[Collected data]
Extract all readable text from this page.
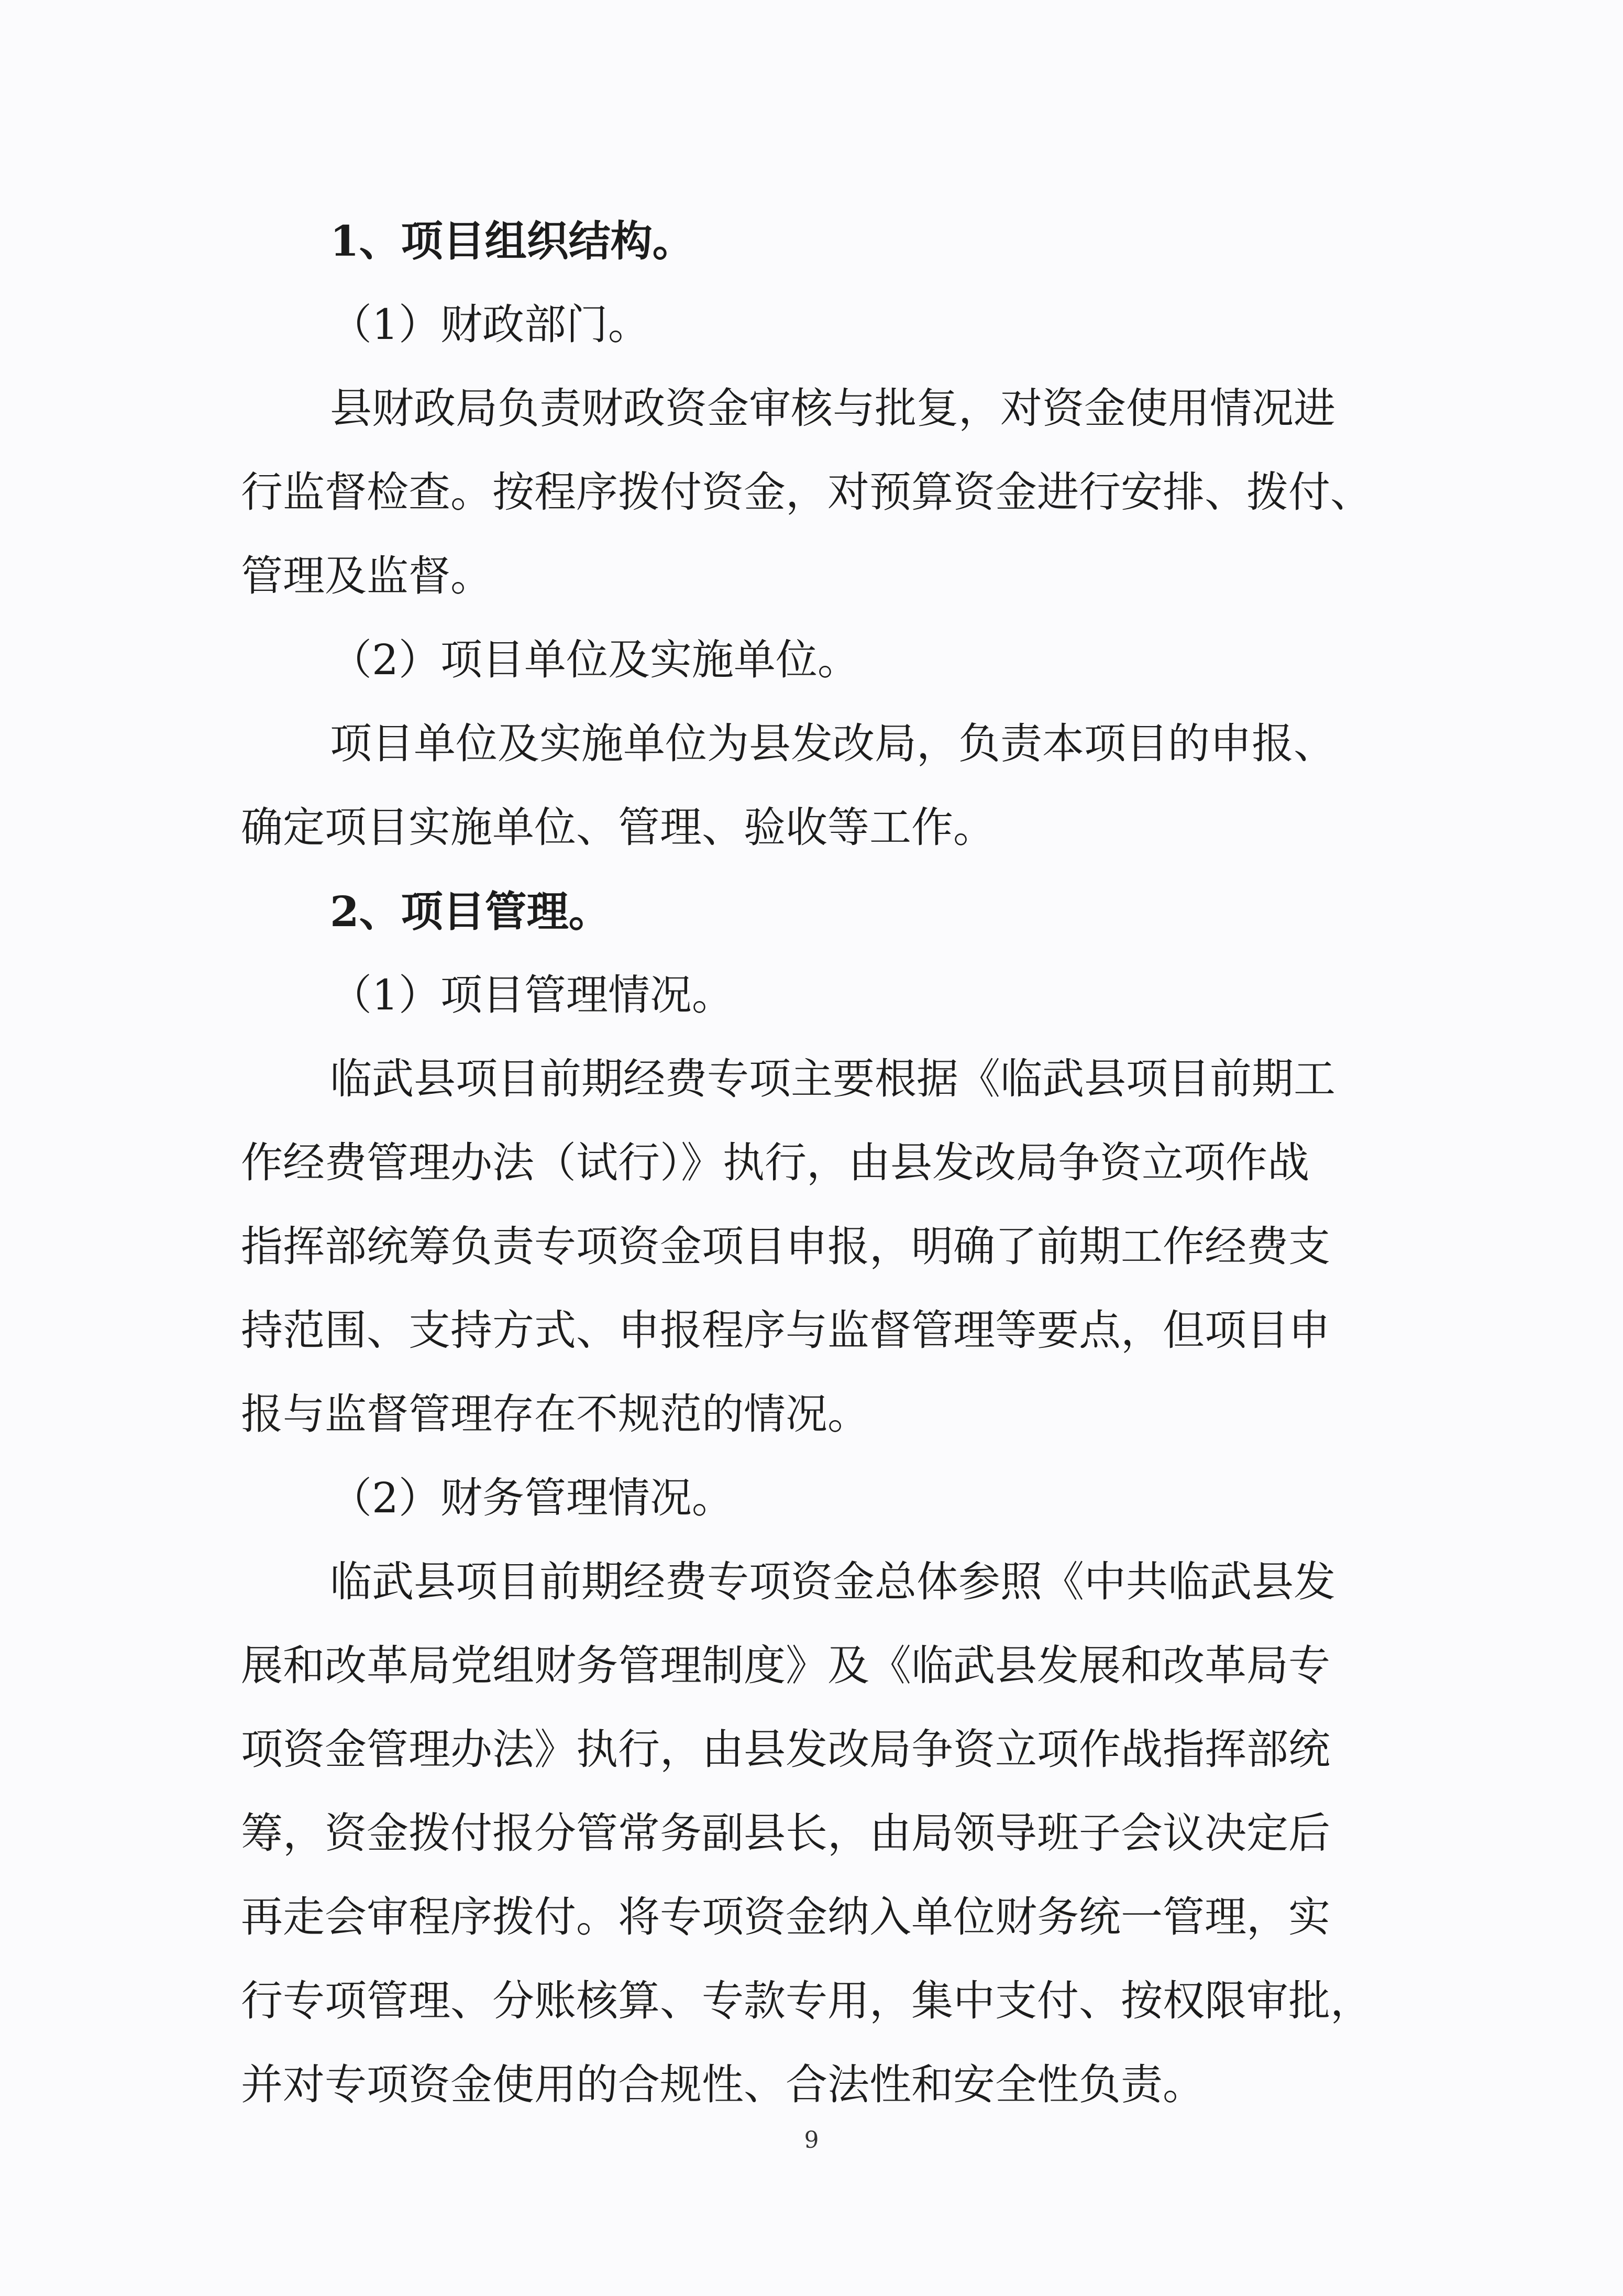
1、项目组织结构。

（1）财政部门。

县财政局负责财政资金审核与批复，对资金使用情况进

行监督检查。按程序拨付资金，对预算资金进行安排、拨付、

管理及监督。

（2）项目单位及实施单位。

项目单位及实施单位为县发改局，负责本项目的申报、

确定项目实施单位、管理、验收等工作。

2、项目管理。

（1）项目管理情况。

临武县项目前期经费专项主要根据《临武县项目前期工

作经费管理办法（试行）》执行，由县发改局争资立项作战

指挥部统筹负责专项资金项目申报，明确了前期工作经费支

持范围、支持方式、申报程序与监督管理等要点，但项目申

报与监督管理存在不规范的情况。

（2）财务管理情况。

临武县项目前期经费专项资金总体参照《中共临武县发

展和改革局党组财务管理制度》及《临武县发展和改革局专

项资金管理办法》执行，由县发改局争资立项作战指挥部统

筹，资金拨付报分管常务副县长，由局领导班子会议决定后

再走会审程序拨付。将专项资金纳入单位财务统一管理，实

行专项管理、分账核算、专款专用，集中支付、按权限审批，

并对专项资金使用的合规性、合法性和安全性负责。

9
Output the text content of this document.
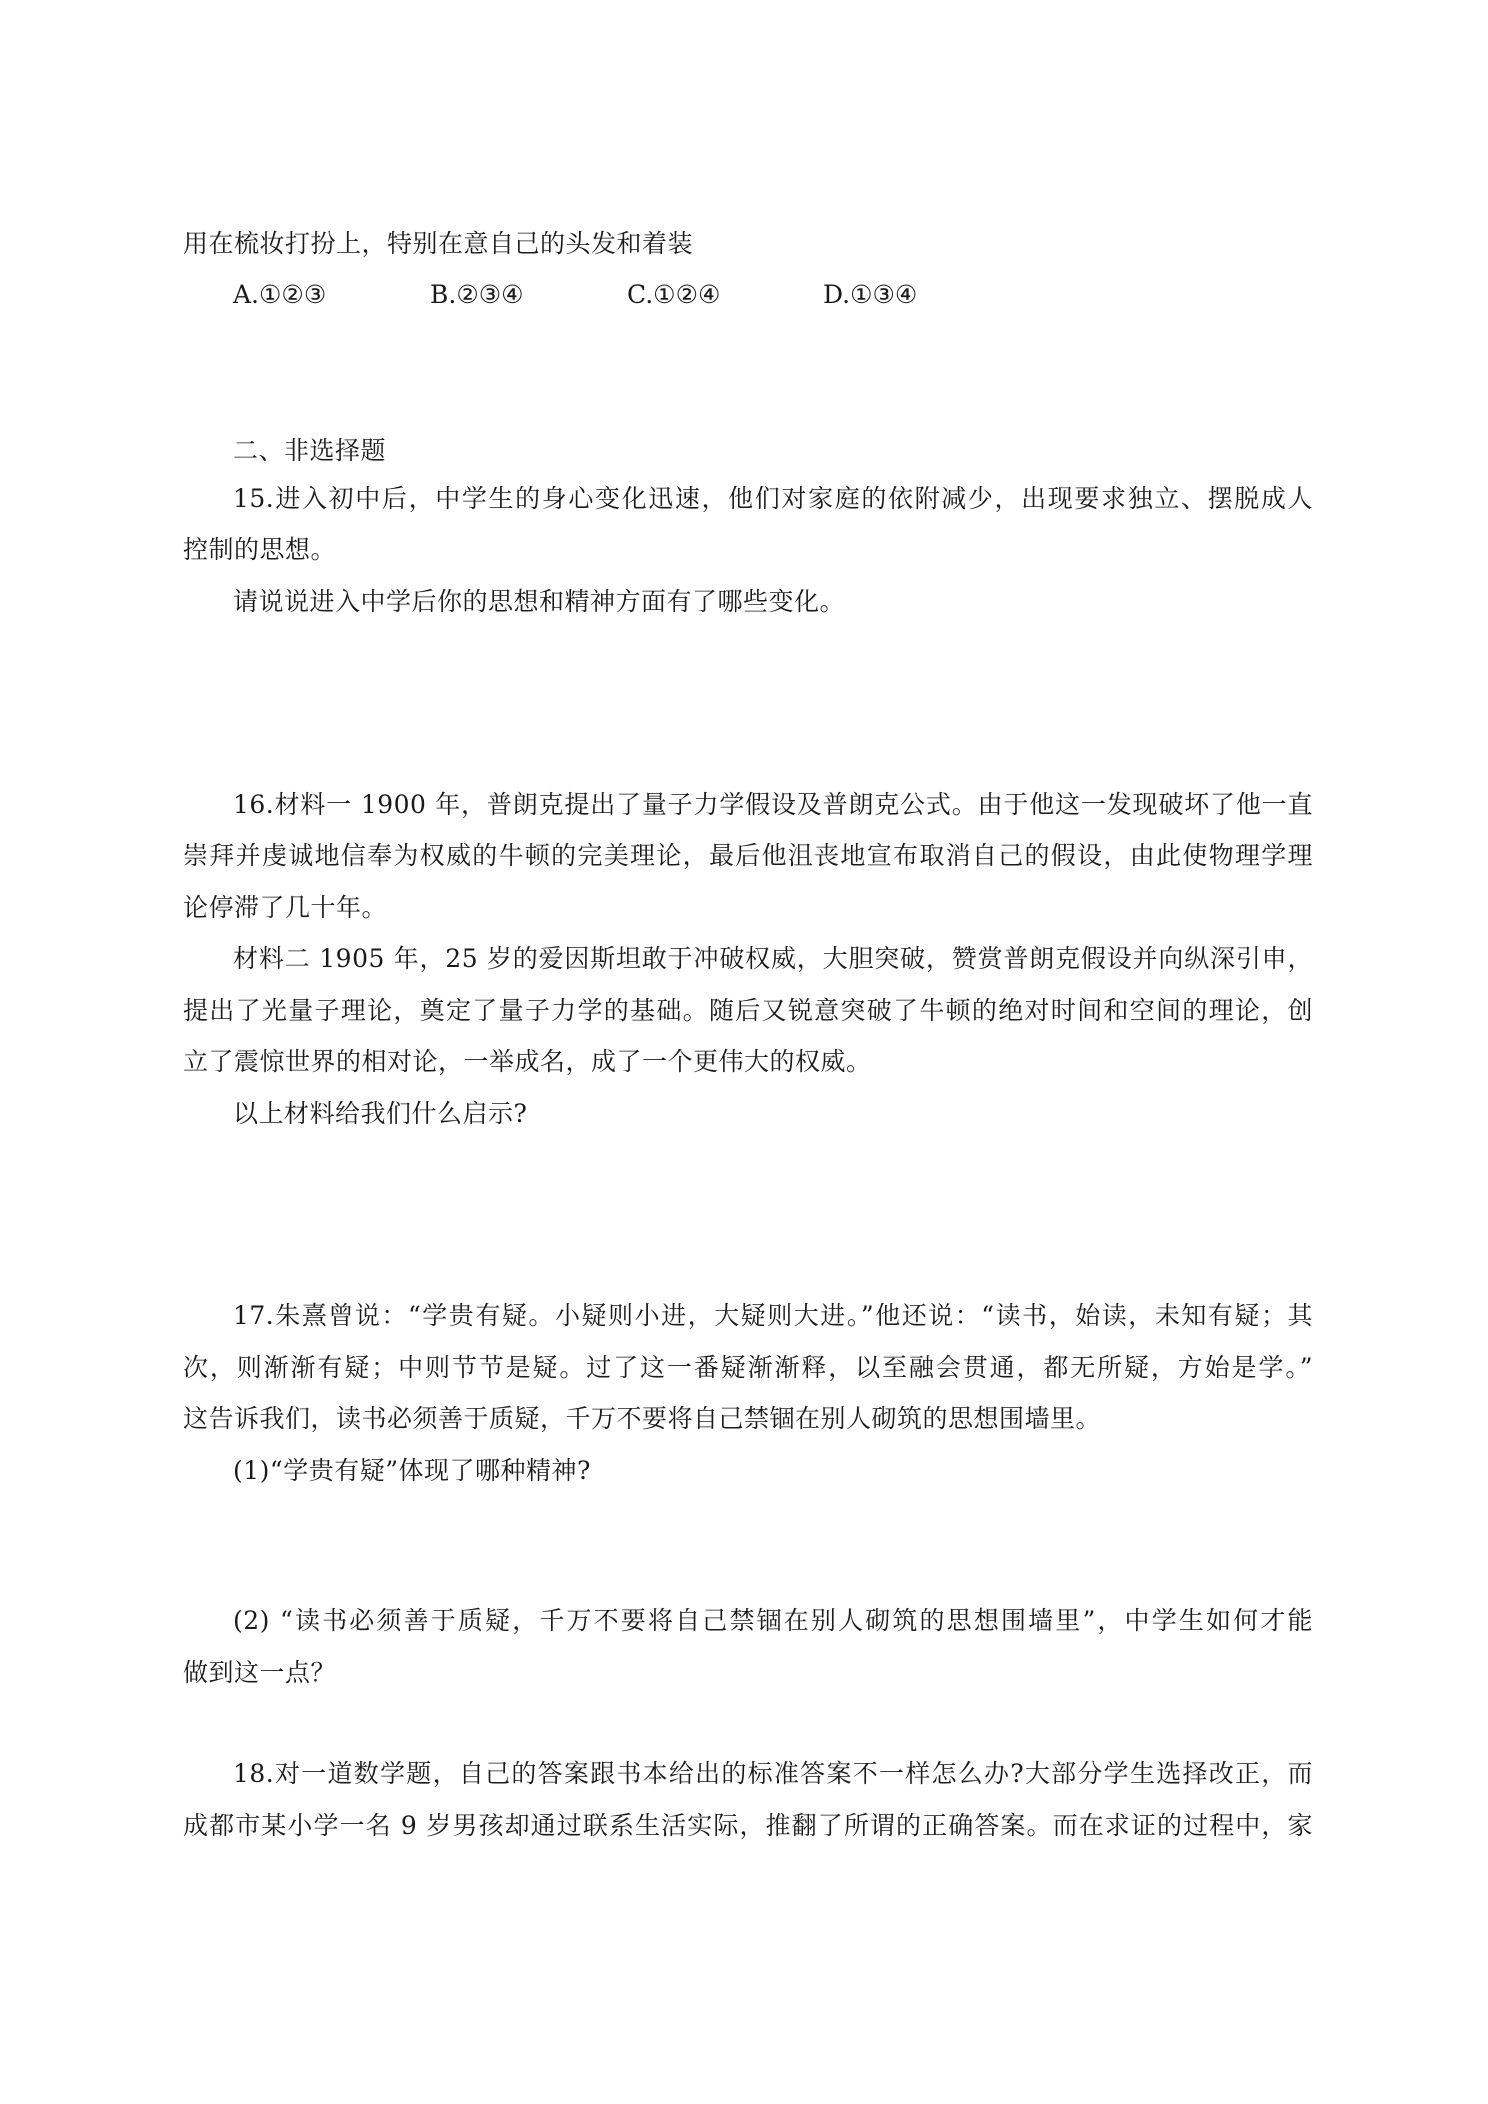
用在梳妆打扮上，特别在意自己的头发和着装
A.①②③	B.②③④	C.①②④	D.①③④
二、非选择题
15.进入初中后，中学生的身心变化迅速，他们对家庭的依附减少，出现要求独立、摆脱成人
控制的思想。
请说说进入中学后你的思想和精神方面有了哪些变化。
16.材料一 1900 年，普朗克提出了量子力学假设及普朗克公式。由于他这一发现破坏了他一直
崇拜并虔诚地信奉为权威的牛顿的完美理论，最后他沮丧地宣布取消自己的假设，由此使物理学理
论停滞了几十年。
材料二 1905 年，25 岁的爱因斯坦敢于冲破权威，大胆突破，赞赏普朗克假设并向纵深引申，
提出了光量子理论，奠定了量子力学的基础。随后又锐意突破了牛顿的绝对时间和空间的理论，创
立了震惊世界的相对论，一举成名，成了一个更伟大的权威。
以上材料给我们什么启示?
17.朱熹曾说：“学贵有疑。小疑则小进，大疑则大进。”他还说：“读书，始读，未知有疑；其
次，则渐渐有疑；中则节节是疑。过了这一番疑渐渐释，以至融会贯通，都无所疑，方始是学。”
这告诉我们，读书必须善于质疑，千万不要将自己禁锢在别人砌筑的思想围墙里。
(1)“学贵有疑”体现了哪种精神?
(2) “读书必须善于质疑，千万不要将自己禁锢在别人砌筑的思想围墙里”，中学生如何才能
做到这一点？
18.对一道数学题，自己的答案跟书本给出的标准答案不一样怎么办?大部分学生选择改正，而
成都市某小学一名 9 岁男孩却通过联系生活实际，推翻了所谓的正确答案。而在求证的过程中，家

__Work to be completed__
Transcribe all the lines above exactly, apart from the pictures.

__Written answer__
Extract all readable text from this page.
1、项目组织结构。

（1）财政部门。

县财政局负责财政资金审核与批复，对资金使用情况进

行监督检查。按程序拨付资金，对预算资金进行安排、拨付、

管理及监督。

（2）项目单位及实施单位。

项目单位及实施单位为县发改局，负责本项目的申报、

确定项目实施单位、管理、验收等工作。

2、项目管理。

（1）项目管理情况。

临武县项目前期经费专项主要根据《临武县项目前期工

作经费管理办法（试行）》执行，由县发改局争资立项作战

指挥部统筹负责专项资金项目申报，明确了前期工作经费支

持范围、支持方式、申报程序与监督管理等要点，但项目申

报与监督管理存在不规范的情况。

（2）财务管理情况。

临武县项目前期经费专项资金总体参照《中共临武县发

展和改革局党组财务管理制度》及《临武县发展和改革局专

项资金管理办法》执行，由县发改局争资立项作战指挥部统

筹，资金拨付报分管常务副县长，由局领导班子会议决定后

再走会审程序拨付。将专项资金纳入单位财务统一管理，实

行专项管理、分账核算、专款专用，集中支付、按权限审批，

并对专项资金使用的合规性、合法性和安全性负责。

9
Output the text content of this document.
用在梳妆打扮上，特别在意自己的头发和着装
A.①②③	B.②③④	C.①②④	D.①③④
二、非选择题
15.进入初中后，中学生的身心变化迅速，他们对家庭的依附减少，出现要求独立、摆脱成人
控制的思想。
请说说进入中学后你的思想和精神方面有了哪些变化。
16.材料一 1900 年，普朗克提出了量子力学假设及普朗克公式。由于他这一发现破坏了他一直
崇拜并虔诚地信奉为权威的牛顿的完美理论，最后他沮丧地宣布取消自己的假设，由此使物理学理
论停滞了几十年。
材料二 1905 年，25 岁的爱因斯坦敢于冲破权威，大胆突破，赞赏普朗克假设并向纵深引申，
提出了光量子理论，奠定了量子力学的基础。随后又锐意突破了牛顿的绝对时间和空间的理论，创
立了震惊世界的相对论，一举成名，成了一个更伟大的权威。
以上材料给我们什么启示?
17.朱熹曾说：“学贵有疑。小疑则小进，大疑则大进。”他还说：“读书，始读，未知有疑；其
次，则渐渐有疑；中则节节是疑。过了这一番疑渐渐释，以至融会贯通，都无所疑，方始是学。”
这告诉我们，读书必须善于质疑，千万不要将自己禁锢在别人砌筑的思想围墙里。
(1)“学贵有疑”体现了哪种精神?
(2) “读书必须善于质疑，千万不要将自己禁锢在别人砌筑的思想围墙里”，中学生如何才能
做到这一点？
18.对一道数学题，自己的答案跟书本给出的标准答案不一样怎么办?大部分学生选择改正，而
成都市某小学一名 9 岁男孩却通过联系生活实际，推翻了所谓的正确答案。而在求证的过程中，家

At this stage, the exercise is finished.